> TEXT UNDER STUDY

Today, at the FASD in the UK conference in Salford, Manchester, the UK’s first FASD Manifesto has been unveiled. The Manifesto was created with the direct input of more than 60 people with FASD, and is a guide for those who work with people with FASD.
It communicates, in the words of people with FASD, how they would like to be treated by others around them. The information was collected partly by the use of a survey, and partly by direct, creative input from people with FASD from across the UK.
The Manifesto is designed to act as a reference document for professionals working with people with FASD and other additional needs, who are often side-lined in their own care.
You can download your own copy using the button below.
Created with input from people with FASD
Check out this podcast featuring the voices of Dom, Rachel, and Jacob, three young adults with FASD, where they outline the UK FASD Manifesto project.
After this initial chat on 25 November 2022, we summarised the main points and then opened discussion up via Survey Monkey.
Finally, we put it all into the poster and animation you see above, that were also reviewed (and narrated) by people with FASD. Every word in the animation and poster came from people with FASD.
In a release to media, Sandra Butcher, National FASD’s Chief Executive said, “At a time when mandatory training for autism and learning disabilities is being rolled out as a result of the Health and Care Act, and when the Department for Education has launched its new Special Educational Needs and Disabilities (SEND) and Alternative Provision (AP) Improvement Plan, we are pleased Government are taking some steps to meet the needs of some of society’s most vulnerable.”
“But they are limiting their impact and wasting funds by gatekeeping these services and schools only for those with autism and learning disabilities. This definition excludes other neurodevelopmental conditions and too often leaves out those with lifelong brain damage caused by alcohol-exposed pregnancies but who don’t meet typical definitions of learning disabilities.”
A group of young leaders with FASD is presenting the Manifesto at the conference. They are hoping to change the way society treats people with FASD.
A reference document for professionals
The manifesto calls on a wide range of professionals to “remember, just because you can’t see our disability doesn’t mean we don’t have one” and to “understand why things are harder for us.” It says, “We are sick of people saying they understand, or that they are trying to help, but they do nothing.” A poster summarising the manifesto, intended for display throughout the NHS, features key themes such as, “listen to us,” “speak slowly and calmly,” “remember our difficulties are lifelong,” “know our brains are different and sometimes we don’t get it,” and “never give up on us.”

(Stored data)
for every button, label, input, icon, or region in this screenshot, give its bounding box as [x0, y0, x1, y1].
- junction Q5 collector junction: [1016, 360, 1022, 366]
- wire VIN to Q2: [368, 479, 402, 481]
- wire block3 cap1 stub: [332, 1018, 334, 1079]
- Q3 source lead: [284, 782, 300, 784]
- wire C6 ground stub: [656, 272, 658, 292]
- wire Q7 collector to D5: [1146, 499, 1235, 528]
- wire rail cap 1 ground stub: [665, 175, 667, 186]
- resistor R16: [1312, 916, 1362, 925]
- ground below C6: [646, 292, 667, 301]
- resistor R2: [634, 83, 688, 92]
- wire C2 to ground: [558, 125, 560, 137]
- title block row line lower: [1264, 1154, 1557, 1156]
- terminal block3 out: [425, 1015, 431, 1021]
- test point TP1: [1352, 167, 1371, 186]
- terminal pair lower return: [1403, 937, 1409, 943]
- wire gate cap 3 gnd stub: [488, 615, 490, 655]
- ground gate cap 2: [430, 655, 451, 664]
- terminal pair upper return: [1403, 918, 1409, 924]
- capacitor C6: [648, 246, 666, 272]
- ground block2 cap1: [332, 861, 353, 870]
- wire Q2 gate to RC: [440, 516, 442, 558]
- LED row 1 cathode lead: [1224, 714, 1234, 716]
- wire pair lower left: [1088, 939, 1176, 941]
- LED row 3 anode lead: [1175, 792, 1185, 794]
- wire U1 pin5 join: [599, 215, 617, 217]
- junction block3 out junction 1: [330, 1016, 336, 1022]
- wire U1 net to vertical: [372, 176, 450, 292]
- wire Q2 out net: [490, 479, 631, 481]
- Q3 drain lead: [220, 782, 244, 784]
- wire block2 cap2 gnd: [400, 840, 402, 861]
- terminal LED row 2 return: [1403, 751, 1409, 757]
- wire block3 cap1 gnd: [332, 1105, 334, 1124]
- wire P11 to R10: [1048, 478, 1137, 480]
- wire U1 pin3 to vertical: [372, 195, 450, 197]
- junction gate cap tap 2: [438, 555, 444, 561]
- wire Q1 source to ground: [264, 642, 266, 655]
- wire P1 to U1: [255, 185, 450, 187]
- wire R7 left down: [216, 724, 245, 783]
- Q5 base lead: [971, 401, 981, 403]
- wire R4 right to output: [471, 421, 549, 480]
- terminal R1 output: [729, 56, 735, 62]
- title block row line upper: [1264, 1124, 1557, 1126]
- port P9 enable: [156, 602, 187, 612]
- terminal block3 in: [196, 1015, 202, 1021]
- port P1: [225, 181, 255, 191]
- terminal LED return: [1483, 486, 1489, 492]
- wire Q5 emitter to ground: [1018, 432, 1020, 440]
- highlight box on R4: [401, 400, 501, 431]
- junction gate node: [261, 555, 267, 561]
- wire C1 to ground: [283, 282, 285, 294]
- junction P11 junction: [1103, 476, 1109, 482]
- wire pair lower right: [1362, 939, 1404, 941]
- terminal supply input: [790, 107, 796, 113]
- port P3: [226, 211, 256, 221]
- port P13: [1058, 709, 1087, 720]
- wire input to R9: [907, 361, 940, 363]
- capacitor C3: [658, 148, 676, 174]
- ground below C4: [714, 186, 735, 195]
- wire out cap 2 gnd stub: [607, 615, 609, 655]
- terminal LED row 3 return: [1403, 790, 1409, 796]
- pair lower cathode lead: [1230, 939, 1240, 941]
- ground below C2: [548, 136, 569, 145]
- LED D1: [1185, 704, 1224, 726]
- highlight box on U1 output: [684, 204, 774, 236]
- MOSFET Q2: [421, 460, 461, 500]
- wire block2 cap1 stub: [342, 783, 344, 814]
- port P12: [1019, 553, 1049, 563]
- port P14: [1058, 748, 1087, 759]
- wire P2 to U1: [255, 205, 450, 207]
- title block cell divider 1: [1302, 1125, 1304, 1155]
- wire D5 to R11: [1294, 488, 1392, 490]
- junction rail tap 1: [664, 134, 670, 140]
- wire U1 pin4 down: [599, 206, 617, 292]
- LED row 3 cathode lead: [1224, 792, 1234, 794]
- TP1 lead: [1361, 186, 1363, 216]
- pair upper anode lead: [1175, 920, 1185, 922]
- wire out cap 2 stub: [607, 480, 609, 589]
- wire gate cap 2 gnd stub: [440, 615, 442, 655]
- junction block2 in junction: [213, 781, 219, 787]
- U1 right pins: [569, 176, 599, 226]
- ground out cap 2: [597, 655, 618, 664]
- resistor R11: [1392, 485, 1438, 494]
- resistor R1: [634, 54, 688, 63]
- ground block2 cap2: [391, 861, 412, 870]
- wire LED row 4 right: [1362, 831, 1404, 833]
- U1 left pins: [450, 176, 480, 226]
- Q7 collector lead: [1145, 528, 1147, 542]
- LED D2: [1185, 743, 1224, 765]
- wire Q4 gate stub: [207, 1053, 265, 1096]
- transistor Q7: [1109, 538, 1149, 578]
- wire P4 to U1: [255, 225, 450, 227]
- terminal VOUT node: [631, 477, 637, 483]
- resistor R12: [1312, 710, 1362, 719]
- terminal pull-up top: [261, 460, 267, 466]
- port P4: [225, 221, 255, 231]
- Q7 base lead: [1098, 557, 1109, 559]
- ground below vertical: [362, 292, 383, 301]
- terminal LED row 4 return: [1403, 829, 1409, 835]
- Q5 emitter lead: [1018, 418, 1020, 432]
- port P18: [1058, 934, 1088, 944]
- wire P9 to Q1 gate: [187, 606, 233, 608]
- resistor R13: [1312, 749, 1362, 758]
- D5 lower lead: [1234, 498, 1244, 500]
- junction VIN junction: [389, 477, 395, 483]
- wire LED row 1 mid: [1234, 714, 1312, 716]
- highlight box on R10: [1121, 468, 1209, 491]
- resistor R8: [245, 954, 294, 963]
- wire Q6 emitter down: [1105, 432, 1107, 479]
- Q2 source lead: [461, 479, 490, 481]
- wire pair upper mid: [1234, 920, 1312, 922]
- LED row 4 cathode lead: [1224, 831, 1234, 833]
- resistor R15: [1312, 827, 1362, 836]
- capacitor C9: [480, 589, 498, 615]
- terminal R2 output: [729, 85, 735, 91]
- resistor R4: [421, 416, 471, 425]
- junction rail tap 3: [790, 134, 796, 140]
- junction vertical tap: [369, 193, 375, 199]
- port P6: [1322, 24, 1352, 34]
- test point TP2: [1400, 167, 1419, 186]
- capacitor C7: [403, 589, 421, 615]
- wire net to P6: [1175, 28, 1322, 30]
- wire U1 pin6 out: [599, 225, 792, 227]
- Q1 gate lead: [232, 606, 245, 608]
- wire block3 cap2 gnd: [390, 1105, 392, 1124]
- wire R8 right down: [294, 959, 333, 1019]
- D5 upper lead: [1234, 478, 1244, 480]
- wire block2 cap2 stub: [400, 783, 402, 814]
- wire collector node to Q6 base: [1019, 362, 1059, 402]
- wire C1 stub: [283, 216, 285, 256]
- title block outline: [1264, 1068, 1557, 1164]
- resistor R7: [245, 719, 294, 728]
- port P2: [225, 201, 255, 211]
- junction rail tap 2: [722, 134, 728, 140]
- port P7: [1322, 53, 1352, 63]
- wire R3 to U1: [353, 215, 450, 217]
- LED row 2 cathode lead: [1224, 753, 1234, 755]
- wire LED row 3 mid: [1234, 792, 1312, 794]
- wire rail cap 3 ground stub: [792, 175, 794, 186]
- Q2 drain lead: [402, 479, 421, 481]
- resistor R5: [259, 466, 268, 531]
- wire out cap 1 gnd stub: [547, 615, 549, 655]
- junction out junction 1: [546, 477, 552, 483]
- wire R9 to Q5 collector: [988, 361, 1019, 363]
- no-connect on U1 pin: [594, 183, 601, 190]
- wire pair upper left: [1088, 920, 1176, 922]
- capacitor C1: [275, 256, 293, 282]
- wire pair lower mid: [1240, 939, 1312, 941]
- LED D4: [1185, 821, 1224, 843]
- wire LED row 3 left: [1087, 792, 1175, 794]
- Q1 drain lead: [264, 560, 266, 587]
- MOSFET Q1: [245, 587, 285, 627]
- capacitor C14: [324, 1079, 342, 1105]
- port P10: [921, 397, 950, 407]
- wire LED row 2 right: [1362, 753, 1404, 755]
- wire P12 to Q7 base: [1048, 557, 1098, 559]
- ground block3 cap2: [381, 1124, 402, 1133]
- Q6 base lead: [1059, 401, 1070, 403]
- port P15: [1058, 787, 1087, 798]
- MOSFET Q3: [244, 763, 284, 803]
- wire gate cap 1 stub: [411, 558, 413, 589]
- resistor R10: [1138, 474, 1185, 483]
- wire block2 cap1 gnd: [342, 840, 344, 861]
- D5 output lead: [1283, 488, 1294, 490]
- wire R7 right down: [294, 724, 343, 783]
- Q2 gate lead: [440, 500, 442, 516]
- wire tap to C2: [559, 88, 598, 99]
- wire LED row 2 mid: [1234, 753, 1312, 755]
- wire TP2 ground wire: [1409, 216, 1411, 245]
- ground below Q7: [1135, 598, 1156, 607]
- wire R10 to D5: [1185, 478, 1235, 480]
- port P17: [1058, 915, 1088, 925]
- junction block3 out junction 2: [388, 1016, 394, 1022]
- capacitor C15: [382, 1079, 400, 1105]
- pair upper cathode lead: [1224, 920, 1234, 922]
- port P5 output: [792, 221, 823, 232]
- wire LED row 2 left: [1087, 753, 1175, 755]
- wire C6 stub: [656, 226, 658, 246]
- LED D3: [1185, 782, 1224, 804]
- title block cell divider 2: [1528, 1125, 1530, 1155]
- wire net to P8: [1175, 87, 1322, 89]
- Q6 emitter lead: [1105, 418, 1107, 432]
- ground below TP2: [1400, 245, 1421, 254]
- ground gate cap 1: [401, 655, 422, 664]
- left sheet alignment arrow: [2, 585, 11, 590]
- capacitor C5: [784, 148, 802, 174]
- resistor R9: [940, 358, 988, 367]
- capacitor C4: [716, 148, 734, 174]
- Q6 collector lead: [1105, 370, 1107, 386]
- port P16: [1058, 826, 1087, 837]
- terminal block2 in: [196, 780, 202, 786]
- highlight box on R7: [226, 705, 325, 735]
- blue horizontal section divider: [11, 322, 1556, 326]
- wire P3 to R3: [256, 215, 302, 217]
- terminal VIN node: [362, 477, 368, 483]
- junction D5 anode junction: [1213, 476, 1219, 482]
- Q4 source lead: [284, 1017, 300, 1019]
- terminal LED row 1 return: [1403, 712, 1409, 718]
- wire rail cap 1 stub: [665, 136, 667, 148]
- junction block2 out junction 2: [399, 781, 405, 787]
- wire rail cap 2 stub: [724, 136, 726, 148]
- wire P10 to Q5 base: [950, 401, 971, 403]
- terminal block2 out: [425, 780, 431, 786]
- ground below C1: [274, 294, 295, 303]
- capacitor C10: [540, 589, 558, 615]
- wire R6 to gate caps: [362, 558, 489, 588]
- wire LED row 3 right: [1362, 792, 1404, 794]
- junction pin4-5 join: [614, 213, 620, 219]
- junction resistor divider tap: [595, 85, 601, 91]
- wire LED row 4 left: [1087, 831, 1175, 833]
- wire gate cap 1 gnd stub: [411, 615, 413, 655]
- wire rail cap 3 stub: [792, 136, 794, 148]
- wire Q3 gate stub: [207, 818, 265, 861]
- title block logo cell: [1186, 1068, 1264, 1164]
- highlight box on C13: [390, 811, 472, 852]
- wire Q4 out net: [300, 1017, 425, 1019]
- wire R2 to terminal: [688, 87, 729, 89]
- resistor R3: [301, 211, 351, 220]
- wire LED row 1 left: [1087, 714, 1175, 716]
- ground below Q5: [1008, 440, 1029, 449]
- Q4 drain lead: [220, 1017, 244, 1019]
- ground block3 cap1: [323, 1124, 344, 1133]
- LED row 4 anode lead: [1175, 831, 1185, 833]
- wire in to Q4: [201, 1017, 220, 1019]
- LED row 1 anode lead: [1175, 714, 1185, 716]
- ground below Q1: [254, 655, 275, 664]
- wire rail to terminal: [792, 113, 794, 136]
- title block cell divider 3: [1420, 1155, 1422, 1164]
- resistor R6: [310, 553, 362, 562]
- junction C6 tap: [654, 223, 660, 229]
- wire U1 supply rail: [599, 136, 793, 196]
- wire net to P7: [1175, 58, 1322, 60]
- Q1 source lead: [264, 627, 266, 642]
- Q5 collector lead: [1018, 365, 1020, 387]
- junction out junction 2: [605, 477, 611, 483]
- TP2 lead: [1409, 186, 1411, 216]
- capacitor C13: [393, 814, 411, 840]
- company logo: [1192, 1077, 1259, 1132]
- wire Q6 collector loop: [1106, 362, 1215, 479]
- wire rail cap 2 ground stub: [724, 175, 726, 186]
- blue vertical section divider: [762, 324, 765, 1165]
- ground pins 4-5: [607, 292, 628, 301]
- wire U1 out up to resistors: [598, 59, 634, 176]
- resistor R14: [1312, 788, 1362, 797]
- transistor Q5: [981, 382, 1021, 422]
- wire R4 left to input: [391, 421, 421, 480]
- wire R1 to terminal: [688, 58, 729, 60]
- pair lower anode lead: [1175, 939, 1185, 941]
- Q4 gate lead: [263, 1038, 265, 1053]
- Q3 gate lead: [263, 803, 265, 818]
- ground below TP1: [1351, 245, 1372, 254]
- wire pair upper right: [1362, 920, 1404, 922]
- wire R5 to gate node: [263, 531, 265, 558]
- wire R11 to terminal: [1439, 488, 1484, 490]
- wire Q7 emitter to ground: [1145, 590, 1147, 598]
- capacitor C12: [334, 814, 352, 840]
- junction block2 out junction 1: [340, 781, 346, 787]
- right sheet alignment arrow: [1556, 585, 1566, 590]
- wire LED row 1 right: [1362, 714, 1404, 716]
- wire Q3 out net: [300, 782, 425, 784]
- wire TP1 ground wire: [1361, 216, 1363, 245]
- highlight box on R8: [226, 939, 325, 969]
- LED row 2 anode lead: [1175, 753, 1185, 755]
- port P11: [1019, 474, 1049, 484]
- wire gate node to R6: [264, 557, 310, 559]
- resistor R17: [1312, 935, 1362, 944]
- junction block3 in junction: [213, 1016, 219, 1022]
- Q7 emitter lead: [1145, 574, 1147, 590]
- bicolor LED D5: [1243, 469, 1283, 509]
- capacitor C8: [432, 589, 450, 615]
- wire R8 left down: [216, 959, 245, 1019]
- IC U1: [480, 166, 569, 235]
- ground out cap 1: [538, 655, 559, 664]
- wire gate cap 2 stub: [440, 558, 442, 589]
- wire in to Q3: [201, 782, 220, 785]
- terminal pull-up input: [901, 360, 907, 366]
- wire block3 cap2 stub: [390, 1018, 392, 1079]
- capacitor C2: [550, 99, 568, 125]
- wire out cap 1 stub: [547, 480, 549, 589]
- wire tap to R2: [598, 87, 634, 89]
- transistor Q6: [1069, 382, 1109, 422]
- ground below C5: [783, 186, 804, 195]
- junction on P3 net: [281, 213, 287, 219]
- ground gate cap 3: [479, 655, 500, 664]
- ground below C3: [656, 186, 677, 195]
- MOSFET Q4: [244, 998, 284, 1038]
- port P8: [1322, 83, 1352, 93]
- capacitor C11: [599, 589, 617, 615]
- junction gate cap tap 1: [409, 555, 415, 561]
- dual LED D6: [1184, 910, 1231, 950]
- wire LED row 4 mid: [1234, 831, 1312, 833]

> EXERCISE REQUIREMENTS
Answer these questions about the text on the UK FASD Manifesto:
(a) How many people with FASD gave direct input to the Manifesto?
(b) On what date was the initial chat held?
(c) Where is the poster summarizing the manifesto intended to be displayed?

> ANSWER TO THE PROBLEM
(a) More than 60
(b) 25 November 2022
(c) Throughout the NHS